• _EXERCISE AIM_: Exact repetition of every entry is required.

• _GIVEN RECORDS_:
::::

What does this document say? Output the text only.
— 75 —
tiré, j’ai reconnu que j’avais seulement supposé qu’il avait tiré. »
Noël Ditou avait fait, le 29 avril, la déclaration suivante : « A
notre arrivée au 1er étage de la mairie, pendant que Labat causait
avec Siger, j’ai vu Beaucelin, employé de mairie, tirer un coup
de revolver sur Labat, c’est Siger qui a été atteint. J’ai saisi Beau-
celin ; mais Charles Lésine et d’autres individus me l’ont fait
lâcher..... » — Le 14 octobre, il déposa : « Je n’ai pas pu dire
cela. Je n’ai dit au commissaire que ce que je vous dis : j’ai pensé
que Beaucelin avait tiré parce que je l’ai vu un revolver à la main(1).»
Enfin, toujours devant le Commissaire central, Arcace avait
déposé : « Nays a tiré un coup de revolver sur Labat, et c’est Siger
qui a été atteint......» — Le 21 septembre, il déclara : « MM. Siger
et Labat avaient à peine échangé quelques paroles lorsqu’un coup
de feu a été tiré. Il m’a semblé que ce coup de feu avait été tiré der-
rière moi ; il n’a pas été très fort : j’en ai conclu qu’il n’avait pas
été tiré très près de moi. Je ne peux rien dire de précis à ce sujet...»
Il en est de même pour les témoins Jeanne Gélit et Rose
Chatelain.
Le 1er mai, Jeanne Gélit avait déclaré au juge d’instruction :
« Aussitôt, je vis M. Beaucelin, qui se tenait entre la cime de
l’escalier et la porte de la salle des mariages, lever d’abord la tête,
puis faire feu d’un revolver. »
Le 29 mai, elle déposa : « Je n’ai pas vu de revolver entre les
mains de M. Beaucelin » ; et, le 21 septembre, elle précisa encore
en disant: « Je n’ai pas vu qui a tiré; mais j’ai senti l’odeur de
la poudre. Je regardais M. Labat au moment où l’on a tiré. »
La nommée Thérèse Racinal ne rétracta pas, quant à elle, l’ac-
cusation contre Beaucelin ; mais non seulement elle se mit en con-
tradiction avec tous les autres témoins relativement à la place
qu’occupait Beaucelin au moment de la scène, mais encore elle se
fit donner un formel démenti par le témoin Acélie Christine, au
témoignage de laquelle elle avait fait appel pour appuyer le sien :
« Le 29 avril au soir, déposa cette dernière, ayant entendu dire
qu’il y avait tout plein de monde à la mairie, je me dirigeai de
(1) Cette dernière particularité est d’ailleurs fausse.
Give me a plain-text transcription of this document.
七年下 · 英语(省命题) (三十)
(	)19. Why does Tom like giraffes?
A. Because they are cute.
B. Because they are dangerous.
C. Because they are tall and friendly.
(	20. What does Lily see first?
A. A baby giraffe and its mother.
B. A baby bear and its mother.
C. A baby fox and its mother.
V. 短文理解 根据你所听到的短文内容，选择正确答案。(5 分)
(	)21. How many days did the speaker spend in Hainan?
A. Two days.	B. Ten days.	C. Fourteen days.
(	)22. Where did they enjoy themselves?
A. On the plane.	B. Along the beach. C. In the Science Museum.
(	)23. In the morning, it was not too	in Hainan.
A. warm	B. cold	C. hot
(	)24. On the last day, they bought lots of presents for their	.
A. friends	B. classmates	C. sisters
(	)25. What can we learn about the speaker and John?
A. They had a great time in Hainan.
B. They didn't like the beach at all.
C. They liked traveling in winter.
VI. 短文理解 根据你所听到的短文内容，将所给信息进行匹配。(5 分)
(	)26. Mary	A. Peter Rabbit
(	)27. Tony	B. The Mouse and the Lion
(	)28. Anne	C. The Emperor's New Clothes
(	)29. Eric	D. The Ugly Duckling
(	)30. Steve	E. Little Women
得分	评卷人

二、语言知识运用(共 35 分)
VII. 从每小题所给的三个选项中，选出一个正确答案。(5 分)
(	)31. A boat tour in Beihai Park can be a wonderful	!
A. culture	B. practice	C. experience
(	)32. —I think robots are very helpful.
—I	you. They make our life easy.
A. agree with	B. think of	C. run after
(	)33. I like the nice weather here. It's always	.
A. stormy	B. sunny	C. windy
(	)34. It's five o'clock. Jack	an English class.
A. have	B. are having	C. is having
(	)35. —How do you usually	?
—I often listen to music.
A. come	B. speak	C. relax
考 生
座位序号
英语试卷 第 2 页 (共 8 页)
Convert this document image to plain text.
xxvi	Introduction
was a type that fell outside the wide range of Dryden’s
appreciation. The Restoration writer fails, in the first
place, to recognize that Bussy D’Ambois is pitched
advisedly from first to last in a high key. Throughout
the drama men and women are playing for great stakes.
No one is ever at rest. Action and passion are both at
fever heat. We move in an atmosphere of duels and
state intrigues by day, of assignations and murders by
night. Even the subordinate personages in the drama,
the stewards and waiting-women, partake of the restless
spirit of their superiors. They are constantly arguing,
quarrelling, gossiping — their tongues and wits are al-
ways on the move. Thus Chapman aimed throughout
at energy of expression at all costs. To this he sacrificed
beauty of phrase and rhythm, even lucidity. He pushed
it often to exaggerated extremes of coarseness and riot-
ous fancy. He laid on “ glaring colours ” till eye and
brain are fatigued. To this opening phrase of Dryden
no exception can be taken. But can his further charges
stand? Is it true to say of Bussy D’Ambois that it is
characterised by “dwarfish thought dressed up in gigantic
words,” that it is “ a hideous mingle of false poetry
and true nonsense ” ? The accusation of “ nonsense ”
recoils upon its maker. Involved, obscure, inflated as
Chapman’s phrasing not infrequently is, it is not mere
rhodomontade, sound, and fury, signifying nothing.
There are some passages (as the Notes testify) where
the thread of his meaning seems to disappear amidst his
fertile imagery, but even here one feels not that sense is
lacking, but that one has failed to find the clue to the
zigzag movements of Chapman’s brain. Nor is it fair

::::

• _FINAL ANSWER_:
What does this document say? Output the text only.
— 75 —
tiré, j’ai reconnu que j’avais seulement supposé qu’il avait tiré. »
Noël Ditou avait fait, le 29 avril, la déclaration suivante : « A
notre arrivée au 1er étage de la mairie, pendant que Labat causait
avec Siger, j’ai vu Beaucelin, employé de mairie, tirer un coup
de revolver sur Labat, c’est Siger qui a été atteint. J’ai saisi Beau-
celin ; mais Charles Lésine et d’autres individus me l’ont fait
lâcher..... » — Le 14 octobre, il déposa : « Je n’ai pas pu dire
cela. Je n’ai dit au commissaire que ce que je vous dis : j’ai pensé
que Beaucelin avait tiré parce que je l’ai vu un revolver à la main(1).»
Enfin, toujours devant le Commissaire central, Arcace avait
déposé : « Nays a tiré un coup de revolver sur Labat, et c’est Siger
qui a été atteint......» — Le 21 septembre, il déclara : « MM. Siger
et Labat avaient à peine échangé quelques paroles lorsqu’un coup
de feu a été tiré. Il m’a semblé que ce coup de feu avait été tiré der-
rière moi ; il n’a pas été très fort : j’en ai conclu qu’il n’avait pas
été tiré très près de moi. Je ne peux rien dire de précis à ce sujet...»
Il en est de même pour les témoins Jeanne Gélit et Rose
Chatelain.
Le 1er mai, Jeanne Gélit avait déclaré au juge d’instruction :
« Aussitôt, je vis M. Beaucelin, qui se tenait entre la cime de
l’escalier et la porte de la salle des mariages, lever d’abord la tête,
puis faire feu d’un revolver. »
Le 29 mai, elle déposa : « Je n’ai pas vu de revolver entre les
mains de M. Beaucelin » ; et, le 21 septembre, elle précisa encore
en disant: « Je n’ai pas vu qui a tiré; mais j’ai senti l’odeur de
la poudre. Je regardais M. Labat au moment où l’on a tiré. »
La nommée Thérèse Racinal ne rétracta pas, quant à elle, l’ac-
cusation contre Beaucelin ; mais non seulement elle se mit en con-
tradiction avec tous les autres témoins relativement à la place
qu’occupait Beaucelin au moment de la scène, mais encore elle se
fit donner un formel démenti par le témoin Acélie Christine, au
témoignage de laquelle elle avait fait appel pour appuyer le sien :
« Le 29 avril au soir, déposa cette dernière, ayant entendu dire
qu’il y avait tout plein de monde à la mairie, je me dirigeai de
(1) Cette dernière particularité est d’ailleurs fausse.
Give me a plain-text transcription of this document.
七年下 · 英语(省命题) (三十)
(	)19. Why does Tom like giraffes?
A. Because they are cute.
B. Because they are dangerous.
C. Because they are tall and friendly.
(	20. What does Lily see first?
A. A baby giraffe and its mother.
B. A baby bear and its mother.
C. A baby fox and its mother.
V. 短文理解 根据你所听到的短文内容，选择正确答案。(5 分)
(	)21. How many days did the speaker spend in Hainan?
A. Two days.	B. Ten days.	C. Fourteen days.
(	)22. Where did they enjoy themselves?
A. On the plane.	B. Along the beach. C. In the Science Museum.
(	)23. In the morning, it was not too	in Hainan.
A. warm	B. cold	C. hot
(	)24. On the last day, they bought lots of presents for their	.
A. friends	B. classmates	C. sisters
(	)25. What can we learn about the speaker and John?
A. They had a great time in Hainan.
B. They didn't like the beach at all.
C. They liked traveling in winter.
VI. 短文理解 根据你所听到的短文内容，将所给信息进行匹配。(5 分)
(	)26. Mary	A. Peter Rabbit
(	)27. Tony	B. The Mouse and the Lion
(	)28. Anne	C. The Emperor's New Clothes
(	)29. Eric	D. The Ugly Duckling
(	)30. Steve	E. Little Women
得分	评卷人

二、语言知识运用(共 35 分)
VII. 从每小题所给的三个选项中，选出一个正确答案。(5 分)
(	)31. A boat tour in Beihai Park can be a wonderful	!
A. culture	B. practice	C. experience
(	)32. —I think robots are very helpful.
—I	you. They make our life easy.
A. agree with	B. think of	C. run after
(	)33. I like the nice weather here. It's always	.
A. stormy	B. sunny	C. windy
(	)34. It's five o'clock. Jack	an English class.
A. have	B. are having	C. is having
(	)35. —How do you usually	?
—I often listen to music.
A. come	B. speak	C. relax
考 生
座位序号
英语试卷 第 2 页 (共 8 页)
Convert this document image to plain text.
xxvi	Introduction
was a type that fell outside the wide range of Dryden’s
appreciation. The Restoration writer fails, in the first
place, to recognize that Bussy D’Ambois is pitched
advisedly from first to last in a high key. Throughout
the drama men and women are playing for great stakes.
No one is ever at rest. Action and passion are both at
fever heat. We move in an atmosphere of duels and
state intrigues by day, of assignations and murders by
night. Even the subordinate personages in the drama,
the stewards and waiting-women, partake of the restless
spirit of their superiors. They are constantly arguing,
quarrelling, gossiping — their tongues and wits are al-
ways on the move. Thus Chapman aimed throughout
at energy of expression at all costs. To this he sacrificed
beauty of phrase and rhythm, even lucidity. He pushed
it often to exaggerated extremes of coarseness and riot-
ous fancy. He laid on “ glaring colours ” till eye and
brain are fatigued. To this opening phrase of Dryden
no exception can be taken. But can his further charges
stand? Is it true to say of Bussy D’Ambois that it is
characterised by “dwarfish thought dressed up in gigantic
words,” that it is “ a hideous mingle of false poetry
and true nonsense ” ? The accusation of “ nonsense ”
recoils upon its maker. Involved, obscure, inflated as
Chapman’s phrasing not infrequently is, it is not mere
rhodomontade, sound, and fury, signifying nothing.
There are some passages (as the Notes testify) where
the thread of his meaning seems to disappear amidst his
fertile imagery, but even here one feels not that sense is
lacking, but that one has failed to find the clue to the
zigzag movements of Chapman’s brain. Nor is it fair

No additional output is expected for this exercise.